(begin)
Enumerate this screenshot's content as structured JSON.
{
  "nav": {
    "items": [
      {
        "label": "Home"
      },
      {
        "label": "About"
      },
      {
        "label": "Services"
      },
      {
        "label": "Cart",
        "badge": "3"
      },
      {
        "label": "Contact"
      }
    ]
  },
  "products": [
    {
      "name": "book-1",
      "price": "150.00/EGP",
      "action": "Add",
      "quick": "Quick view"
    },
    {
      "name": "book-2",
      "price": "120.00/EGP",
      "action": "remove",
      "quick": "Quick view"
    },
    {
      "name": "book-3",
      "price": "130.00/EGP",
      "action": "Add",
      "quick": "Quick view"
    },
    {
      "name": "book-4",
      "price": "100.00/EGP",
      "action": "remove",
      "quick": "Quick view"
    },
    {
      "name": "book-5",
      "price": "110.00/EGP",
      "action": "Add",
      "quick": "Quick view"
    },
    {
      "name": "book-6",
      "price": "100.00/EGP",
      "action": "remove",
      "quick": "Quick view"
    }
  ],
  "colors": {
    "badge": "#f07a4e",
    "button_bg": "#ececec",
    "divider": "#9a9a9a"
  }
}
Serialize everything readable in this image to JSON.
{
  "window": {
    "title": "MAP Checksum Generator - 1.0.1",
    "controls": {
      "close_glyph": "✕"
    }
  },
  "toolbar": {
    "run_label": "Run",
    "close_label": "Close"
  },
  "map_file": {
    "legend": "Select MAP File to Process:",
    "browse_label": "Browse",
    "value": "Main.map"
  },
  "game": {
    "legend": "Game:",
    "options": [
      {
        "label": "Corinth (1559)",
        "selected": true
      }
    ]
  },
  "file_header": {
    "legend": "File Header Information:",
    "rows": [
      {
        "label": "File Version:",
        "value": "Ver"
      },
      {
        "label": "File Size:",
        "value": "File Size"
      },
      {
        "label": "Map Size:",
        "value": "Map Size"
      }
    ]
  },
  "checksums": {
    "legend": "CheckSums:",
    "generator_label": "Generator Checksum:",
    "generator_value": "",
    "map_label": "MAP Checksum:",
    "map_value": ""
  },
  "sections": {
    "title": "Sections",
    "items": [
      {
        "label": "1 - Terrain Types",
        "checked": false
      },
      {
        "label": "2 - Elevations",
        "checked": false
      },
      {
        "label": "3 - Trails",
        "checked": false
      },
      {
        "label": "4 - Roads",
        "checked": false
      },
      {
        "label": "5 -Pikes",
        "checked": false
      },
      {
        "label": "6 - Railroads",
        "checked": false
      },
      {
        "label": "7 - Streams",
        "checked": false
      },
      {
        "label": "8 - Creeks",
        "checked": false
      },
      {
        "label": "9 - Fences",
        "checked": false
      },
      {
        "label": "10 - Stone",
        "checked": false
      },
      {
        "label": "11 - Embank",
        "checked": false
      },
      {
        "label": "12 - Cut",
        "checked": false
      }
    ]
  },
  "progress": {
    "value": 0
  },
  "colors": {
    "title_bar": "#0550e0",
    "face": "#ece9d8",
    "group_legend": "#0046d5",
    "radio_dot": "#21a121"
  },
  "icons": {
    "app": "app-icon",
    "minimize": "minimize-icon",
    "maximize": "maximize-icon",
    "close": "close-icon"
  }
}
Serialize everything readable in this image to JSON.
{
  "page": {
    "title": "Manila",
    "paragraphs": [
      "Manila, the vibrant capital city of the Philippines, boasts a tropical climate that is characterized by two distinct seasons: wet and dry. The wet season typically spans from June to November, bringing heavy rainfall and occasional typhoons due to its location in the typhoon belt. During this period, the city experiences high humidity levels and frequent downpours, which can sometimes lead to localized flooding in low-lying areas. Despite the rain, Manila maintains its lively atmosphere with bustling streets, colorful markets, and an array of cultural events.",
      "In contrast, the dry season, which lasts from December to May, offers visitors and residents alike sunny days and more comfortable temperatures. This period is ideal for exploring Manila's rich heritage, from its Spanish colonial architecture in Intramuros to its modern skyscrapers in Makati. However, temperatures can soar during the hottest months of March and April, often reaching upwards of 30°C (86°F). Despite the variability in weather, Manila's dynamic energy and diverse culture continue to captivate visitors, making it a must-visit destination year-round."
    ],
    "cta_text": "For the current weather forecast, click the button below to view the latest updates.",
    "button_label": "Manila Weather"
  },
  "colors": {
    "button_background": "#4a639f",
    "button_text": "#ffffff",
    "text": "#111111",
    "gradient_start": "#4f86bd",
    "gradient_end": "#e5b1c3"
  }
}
(end)
* Task directions: Set down all of the records shown above once more, exactly.

* Solution for this task:
Enumerate this screenshot's content as structured JSON.
{
  "nav": {
    "items": [
      {
        "label": "Home"
      },
      {
        "label": "About"
      },
      {
        "label": "Services"
      },
      {
        "label": "Cart",
        "badge": "3"
      },
      {
        "label": "Contact"
      }
    ]
  },
  "products": [
    {
      "name": "book-1",
      "price": "150.00/EGP",
      "action": "Add",
      "quick": "Quick view"
    },
    {
      "name": "book-2",
      "price": "120.00/EGP",
      "action": "remove",
      "quick": "Quick view"
    },
    {
      "name": "book-3",
      "price": "130.00/EGP",
      "action": "Add",
      "quick": "Quick view"
    },
    {
      "name": "book-4",
      "price": "100.00/EGP",
      "action": "remove",
      "quick": "Quick view"
    },
    {
      "name": "book-5",
      "price": "110.00/EGP",
      "action": "Add",
      "quick": "Quick view"
    },
    {
      "name": "book-6",
      "price": "100.00/EGP",
      "action": "remove",
      "quick": "Quick view"
    }
  ],
  "colors": {
    "badge": "#f07a4e",
    "button_bg": "#ececec",
    "divider": "#9a9a9a"
  }
}
Serialize everything readable in this image to JSON.
{
  "window": {
    "title": "MAP Checksum Generator - 1.0.1",
    "controls": {
      "close_glyph": "✕"
    }
  },
  "toolbar": {
    "run_label": "Run",
    "close_label": "Close"
  },
  "map_file": {
    "legend": "Select MAP File to Process:",
    "browse_label": "Browse",
    "value": "Main.map"
  },
  "game": {
    "legend": "Game:",
    "options": [
      {
        "label": "Corinth (1559)",
        "selected": true
      }
    ]
  },
  "file_header": {
    "legend": "File Header Information:",
    "rows": [
      {
        "label": "File Version:",
        "value": "Ver"
      },
      {
        "label": "File Size:",
        "value": "File Size"
      },
      {
        "label": "Map Size:",
        "value": "Map Size"
      }
    ]
  },
  "checksums": {
    "legend": "CheckSums:",
    "generator_label": "Generator Checksum:",
    "generator_value": "",
    "map_label": "MAP Checksum:",
    "map_value": ""
  },
  "sections": {
    "title": "Sections",
    "items": [
      {
        "label": "1 - Terrain Types",
        "checked": false
      },
      {
        "label": "2 - Elevations",
        "checked": false
      },
      {
        "label": "3 - Trails",
        "checked": false
      },
      {
        "label": "4 - Roads",
        "checked": false
      },
      {
        "label": "5 -Pikes",
        "checked": false
      },
      {
        "label": "6 - Railroads",
        "checked": false
      },
      {
        "label": "7 - Streams",
        "checked": false
      },
      {
        "label": "8 - Creeks",
        "checked": false
      },
      {
        "label": "9 - Fences",
        "checked": false
      },
      {
        "label": "10 - Stone",
        "checked": false
      },
      {
        "label": "11 - Embank",
        "checked": false
      },
      {
        "label": "12 - Cut",
        "checked": false
      }
    ]
  },
  "progress": {
    "value": 0
  },
  "colors": {
    "title_bar": "#0550e0",
    "face": "#ece9d8",
    "group_legend": "#0046d5",
    "radio_dot": "#21a121"
  },
  "icons": {
    "app": "app-icon",
    "minimize": "minimize-icon",
    "maximize": "maximize-icon",
    "close": "close-icon"
  }
}
Serialize everything readable in this image to JSON.
{
  "page": {
    "title": "Manila",
    "paragraphs": [
      "Manila, the vibrant capital city of the Philippines, boasts a tropical climate that is characterized by two distinct seasons: wet and dry. The wet season typically spans from June to November, bringing heavy rainfall and occasional typhoons due to its location in the typhoon belt. During this period, the city experiences high humidity levels and frequent downpours, which can sometimes lead to localized flooding in low-lying areas. Despite the rain, Manila maintains its lively atmosphere with bustling streets, colorful markets, and an array of cultural events.",
      "In contrast, the dry season, which lasts from December to May, offers visitors and residents alike sunny days and more comfortable temperatures. This period is ideal for exploring Manila's rich heritage, from its Spanish colonial architecture in Intramuros to its modern skyscrapers in Makati. However, temperatures can soar during the hottest months of March and April, often reaching upwards of 30°C (86°F). Despite the variability in weather, Manila's dynamic energy and diverse culture continue to captivate visitors, making it a must-visit destination year-round."
    ],
    "cta_text": "For the current weather forecast, click the button below to view the latest updates.",
    "button_label": "Manila Weather"
  },
  "colors": {
    "button_background": "#4a639f",
    "button_text": "#ffffff",
    "text": "#111111",
    "gradient_start": "#4f86bd",
    "gradient_end": "#e5b1c3"
  }
}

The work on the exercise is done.